• **Materials provided**:
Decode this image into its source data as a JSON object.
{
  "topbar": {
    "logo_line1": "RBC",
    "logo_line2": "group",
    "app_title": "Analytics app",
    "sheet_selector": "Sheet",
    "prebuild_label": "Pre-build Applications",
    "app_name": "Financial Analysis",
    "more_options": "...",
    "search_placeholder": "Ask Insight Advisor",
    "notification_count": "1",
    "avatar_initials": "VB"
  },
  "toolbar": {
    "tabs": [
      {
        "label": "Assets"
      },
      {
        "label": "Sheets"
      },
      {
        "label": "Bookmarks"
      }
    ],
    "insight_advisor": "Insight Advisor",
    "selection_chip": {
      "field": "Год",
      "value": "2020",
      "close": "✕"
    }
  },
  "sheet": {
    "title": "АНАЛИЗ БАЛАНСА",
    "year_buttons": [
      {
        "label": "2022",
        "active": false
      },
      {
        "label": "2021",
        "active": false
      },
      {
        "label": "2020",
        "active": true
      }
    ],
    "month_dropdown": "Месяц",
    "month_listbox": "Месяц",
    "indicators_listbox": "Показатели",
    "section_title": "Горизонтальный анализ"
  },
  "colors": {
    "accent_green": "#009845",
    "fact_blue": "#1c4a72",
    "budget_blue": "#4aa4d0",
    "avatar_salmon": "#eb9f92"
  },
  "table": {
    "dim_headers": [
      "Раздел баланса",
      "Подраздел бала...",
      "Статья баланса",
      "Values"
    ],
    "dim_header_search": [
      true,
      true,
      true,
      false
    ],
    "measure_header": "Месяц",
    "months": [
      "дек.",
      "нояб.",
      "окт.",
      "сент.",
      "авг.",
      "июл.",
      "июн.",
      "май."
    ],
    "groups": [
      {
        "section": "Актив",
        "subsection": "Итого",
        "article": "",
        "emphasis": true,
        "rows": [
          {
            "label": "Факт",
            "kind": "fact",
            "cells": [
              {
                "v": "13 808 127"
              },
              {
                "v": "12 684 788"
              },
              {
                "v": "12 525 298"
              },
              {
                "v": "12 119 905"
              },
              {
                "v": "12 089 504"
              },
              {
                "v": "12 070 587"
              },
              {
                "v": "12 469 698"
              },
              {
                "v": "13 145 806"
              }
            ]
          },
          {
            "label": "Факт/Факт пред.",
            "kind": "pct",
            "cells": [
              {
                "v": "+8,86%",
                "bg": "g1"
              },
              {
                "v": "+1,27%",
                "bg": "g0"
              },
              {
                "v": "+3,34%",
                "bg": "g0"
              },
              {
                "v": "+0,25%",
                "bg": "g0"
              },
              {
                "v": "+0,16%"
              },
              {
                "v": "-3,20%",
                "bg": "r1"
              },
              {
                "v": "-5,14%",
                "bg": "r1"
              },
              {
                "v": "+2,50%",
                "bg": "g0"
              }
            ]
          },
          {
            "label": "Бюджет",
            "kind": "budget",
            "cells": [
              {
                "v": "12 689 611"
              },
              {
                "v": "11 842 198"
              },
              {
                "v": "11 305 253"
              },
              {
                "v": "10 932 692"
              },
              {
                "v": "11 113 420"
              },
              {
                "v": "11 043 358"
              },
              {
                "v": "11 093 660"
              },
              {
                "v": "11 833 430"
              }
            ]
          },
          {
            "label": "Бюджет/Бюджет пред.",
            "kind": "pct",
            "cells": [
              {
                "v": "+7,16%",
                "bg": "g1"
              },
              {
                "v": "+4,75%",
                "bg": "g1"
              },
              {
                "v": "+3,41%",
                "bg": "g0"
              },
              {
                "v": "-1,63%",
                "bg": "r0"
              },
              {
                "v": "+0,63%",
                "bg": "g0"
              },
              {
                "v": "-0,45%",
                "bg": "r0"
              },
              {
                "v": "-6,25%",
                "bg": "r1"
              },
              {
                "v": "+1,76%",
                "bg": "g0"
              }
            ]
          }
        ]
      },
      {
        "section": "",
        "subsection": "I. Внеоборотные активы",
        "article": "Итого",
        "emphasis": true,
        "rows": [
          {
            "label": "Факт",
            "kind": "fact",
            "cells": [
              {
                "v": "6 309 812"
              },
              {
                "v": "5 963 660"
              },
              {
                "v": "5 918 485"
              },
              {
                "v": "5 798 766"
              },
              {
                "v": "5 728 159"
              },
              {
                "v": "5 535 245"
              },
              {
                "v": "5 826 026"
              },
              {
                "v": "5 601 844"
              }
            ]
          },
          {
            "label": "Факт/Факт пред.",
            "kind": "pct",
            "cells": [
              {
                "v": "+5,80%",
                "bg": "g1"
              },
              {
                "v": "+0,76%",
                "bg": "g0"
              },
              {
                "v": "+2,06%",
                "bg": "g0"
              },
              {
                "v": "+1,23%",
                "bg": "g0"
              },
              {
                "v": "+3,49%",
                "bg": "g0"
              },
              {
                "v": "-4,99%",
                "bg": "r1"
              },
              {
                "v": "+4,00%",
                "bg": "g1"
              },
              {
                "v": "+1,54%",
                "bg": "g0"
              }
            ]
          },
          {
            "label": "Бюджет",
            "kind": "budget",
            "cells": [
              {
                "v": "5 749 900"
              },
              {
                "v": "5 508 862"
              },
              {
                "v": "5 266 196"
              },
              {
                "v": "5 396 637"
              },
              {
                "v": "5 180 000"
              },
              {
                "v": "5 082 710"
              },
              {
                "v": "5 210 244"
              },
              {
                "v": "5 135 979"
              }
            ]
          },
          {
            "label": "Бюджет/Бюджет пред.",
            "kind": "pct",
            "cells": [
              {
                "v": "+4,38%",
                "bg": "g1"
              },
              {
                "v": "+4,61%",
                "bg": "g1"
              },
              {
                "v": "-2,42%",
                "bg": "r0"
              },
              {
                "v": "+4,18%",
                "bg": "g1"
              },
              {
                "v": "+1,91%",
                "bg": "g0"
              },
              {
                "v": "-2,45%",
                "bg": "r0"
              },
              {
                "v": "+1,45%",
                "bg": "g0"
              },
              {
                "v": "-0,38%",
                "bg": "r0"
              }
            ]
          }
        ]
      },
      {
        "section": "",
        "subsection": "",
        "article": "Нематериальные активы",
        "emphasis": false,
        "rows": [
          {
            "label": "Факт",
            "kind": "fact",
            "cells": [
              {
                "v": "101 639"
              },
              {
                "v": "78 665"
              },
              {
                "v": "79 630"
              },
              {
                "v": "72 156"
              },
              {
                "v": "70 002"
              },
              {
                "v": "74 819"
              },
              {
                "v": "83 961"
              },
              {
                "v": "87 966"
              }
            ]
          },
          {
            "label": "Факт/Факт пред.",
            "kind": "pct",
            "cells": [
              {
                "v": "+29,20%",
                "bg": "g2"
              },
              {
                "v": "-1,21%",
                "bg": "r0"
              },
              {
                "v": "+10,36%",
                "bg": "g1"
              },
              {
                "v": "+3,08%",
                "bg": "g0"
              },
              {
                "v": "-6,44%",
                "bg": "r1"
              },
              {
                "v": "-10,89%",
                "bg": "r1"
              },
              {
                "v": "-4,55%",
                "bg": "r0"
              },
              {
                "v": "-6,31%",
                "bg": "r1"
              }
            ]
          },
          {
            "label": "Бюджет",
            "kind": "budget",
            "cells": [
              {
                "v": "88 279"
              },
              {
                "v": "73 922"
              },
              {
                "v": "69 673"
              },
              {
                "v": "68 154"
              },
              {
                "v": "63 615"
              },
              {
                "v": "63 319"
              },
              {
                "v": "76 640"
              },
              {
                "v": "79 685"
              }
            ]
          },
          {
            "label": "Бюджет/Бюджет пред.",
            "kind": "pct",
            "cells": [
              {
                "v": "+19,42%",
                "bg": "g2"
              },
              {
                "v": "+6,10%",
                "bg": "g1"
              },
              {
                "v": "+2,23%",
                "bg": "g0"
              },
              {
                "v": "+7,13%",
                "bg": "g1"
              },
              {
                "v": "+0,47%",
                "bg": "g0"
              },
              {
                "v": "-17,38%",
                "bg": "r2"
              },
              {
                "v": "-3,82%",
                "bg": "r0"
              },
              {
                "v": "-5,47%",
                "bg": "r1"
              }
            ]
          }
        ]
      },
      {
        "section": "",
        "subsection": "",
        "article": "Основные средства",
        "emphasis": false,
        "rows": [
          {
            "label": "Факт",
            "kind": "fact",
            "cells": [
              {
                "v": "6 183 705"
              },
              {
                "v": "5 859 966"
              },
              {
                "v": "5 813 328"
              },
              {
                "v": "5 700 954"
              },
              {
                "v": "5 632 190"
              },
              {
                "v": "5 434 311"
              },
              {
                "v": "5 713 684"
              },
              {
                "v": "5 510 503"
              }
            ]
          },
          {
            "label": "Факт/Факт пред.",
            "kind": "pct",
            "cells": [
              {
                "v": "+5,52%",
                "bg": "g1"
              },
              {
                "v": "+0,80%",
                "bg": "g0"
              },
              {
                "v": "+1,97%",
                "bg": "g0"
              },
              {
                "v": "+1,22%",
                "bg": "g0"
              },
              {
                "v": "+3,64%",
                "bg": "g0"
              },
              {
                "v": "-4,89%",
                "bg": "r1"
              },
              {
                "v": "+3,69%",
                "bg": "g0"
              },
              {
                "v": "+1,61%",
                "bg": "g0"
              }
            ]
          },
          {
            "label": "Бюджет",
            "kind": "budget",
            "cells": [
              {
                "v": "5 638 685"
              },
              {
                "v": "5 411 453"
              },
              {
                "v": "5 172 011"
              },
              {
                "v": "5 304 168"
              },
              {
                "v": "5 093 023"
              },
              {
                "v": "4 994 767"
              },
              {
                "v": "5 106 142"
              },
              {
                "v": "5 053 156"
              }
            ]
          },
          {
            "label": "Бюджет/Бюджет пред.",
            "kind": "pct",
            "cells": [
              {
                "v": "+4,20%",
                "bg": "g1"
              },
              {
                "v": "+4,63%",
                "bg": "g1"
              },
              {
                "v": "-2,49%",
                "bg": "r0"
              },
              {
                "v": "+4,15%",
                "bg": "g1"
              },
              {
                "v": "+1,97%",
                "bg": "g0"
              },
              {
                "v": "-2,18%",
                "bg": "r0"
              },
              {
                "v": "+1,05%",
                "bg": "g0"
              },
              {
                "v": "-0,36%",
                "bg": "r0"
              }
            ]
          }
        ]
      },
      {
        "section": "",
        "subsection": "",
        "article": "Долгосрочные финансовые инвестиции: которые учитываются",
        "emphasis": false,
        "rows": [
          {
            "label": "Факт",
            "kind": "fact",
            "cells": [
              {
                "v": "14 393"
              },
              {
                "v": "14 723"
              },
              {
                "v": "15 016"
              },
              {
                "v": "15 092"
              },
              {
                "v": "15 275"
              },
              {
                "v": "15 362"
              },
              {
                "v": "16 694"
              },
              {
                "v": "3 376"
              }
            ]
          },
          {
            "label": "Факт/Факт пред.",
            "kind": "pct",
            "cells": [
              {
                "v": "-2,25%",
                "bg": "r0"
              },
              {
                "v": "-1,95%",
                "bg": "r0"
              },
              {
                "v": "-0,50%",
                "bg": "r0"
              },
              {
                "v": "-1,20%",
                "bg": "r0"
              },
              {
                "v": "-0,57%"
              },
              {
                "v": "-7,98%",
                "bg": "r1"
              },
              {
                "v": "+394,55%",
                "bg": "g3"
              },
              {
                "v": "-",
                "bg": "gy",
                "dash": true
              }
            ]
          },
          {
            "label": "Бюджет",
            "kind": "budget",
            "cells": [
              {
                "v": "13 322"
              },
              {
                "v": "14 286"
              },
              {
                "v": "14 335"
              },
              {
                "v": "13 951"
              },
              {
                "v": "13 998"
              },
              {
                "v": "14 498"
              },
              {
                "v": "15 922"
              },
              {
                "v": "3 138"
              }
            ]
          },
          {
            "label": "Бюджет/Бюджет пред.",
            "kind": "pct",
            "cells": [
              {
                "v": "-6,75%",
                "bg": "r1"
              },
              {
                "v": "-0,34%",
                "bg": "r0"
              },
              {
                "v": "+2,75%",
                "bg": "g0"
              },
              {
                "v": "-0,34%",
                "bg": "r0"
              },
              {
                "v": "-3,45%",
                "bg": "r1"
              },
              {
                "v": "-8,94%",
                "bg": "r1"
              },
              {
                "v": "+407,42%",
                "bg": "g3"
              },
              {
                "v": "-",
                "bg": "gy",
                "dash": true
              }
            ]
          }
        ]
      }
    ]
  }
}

• **Set exercise**: Search the data above for lines holding "Месяц" and copy each of them.

• **Output for this task**:
    "month_dropdown": "Месяц",
    "month_listbox": "Месяц",
    "measure_header": "Месяц",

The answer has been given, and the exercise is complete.